| WHAT THE TASK ASKS |
Every line of the material below must be repeated exactly.

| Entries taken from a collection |
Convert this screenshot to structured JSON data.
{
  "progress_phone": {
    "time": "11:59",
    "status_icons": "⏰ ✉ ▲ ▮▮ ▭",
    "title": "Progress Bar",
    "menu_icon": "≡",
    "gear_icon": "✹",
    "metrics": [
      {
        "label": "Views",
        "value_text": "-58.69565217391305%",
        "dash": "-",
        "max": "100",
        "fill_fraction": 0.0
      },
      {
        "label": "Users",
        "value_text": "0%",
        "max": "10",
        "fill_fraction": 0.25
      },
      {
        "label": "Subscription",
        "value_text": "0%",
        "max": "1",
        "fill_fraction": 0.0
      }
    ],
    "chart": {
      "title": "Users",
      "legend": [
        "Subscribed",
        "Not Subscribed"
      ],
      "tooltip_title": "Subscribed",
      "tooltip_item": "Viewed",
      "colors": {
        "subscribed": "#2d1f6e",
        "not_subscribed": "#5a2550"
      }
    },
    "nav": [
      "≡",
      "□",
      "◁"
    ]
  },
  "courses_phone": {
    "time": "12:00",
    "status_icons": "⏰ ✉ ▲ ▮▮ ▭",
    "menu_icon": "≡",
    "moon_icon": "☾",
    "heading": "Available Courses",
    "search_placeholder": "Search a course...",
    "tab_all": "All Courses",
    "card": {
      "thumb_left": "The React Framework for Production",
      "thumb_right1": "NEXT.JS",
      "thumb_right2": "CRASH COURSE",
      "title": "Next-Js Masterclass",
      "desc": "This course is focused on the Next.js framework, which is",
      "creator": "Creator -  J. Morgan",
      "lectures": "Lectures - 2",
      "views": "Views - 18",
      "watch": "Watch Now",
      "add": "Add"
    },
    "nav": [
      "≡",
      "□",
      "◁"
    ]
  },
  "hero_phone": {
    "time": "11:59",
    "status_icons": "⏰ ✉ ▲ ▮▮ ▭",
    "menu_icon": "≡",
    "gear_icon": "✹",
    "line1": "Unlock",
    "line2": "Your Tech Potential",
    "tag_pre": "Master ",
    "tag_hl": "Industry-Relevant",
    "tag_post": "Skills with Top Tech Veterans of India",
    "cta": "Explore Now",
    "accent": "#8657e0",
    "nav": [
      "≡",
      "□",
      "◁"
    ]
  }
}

| FINAL RESULT |
Convert this screenshot to structured JSON data.
{
  "progress_phone": {
    "time": "11:59",
    "status_icons": "⏰ ✉ ▲ ▮▮ ▭",
    "title": "Progress Bar",
    "menu_icon": "≡",
    "gear_icon": "✹",
    "metrics": [
      {
        "label": "Views",
        "value_text": "-58.69565217391305%",
        "dash": "-",
        "max": "100",
        "fill_fraction": 0.0
      },
      {
        "label": "Users",
        "value_text": "0%",
        "max": "10",
        "fill_fraction": 0.25
      },
      {
        "label": "Subscription",
        "value_text": "0%",
        "max": "1",
        "fill_fraction": 0.0
      }
    ],
    "chart": {
      "title": "Users",
      "legend": [
        "Subscribed",
        "Not Subscribed"
      ],
      "tooltip_title": "Subscribed",
      "tooltip_item": "Viewed",
      "colors": {
        "subscribed": "#2d1f6e",
        "not_subscribed": "#5a2550"
      }
    },
    "nav": [
      "≡",
      "□",
      "◁"
    ]
  },
  "courses_phone": {
    "time": "12:00",
    "status_icons": "⏰ ✉ ▲ ▮▮ ▭",
    "menu_icon": "≡",
    "moon_icon": "☾",
    "heading": "Available Courses",
    "search_placeholder": "Search a course...",
    "tab_all": "All Courses",
    "card": {
      "thumb_left": "The React Framework for Production",
      "thumb_right1": "NEXT.JS",
      "thumb_right2": "CRASH COURSE",
      "title": "Next-Js Masterclass",
      "desc": "This course is focused on the Next.js framework, which is",
      "creator": "Creator -  J. Morgan",
      "lectures": "Lectures - 2",
      "views": "Views - 18",
      "watch": "Watch Now",
      "add": "Add"
    },
    "nav": [
      "≡",
      "□",
      "◁"
    ]
  },
  "hero_phone": {
    "time": "11:59",
    "status_icons": "⏰ ✉ ▲ ▮▮ ▭",
    "menu_icon": "≡",
    "gear_icon": "✹",
    "line1": "Unlock",
    "line2": "Your Tech Potential",
    "tag_pre": "Master ",
    "tag_hl": "Industry-Relevant",
    "tag_post": "Skills with Top Tech Veterans of India",
    "cta": "Explore Now",
    "accent": "#8657e0",
    "nav": [
      "≡",
      "□",
      "◁"
    ]
  }
}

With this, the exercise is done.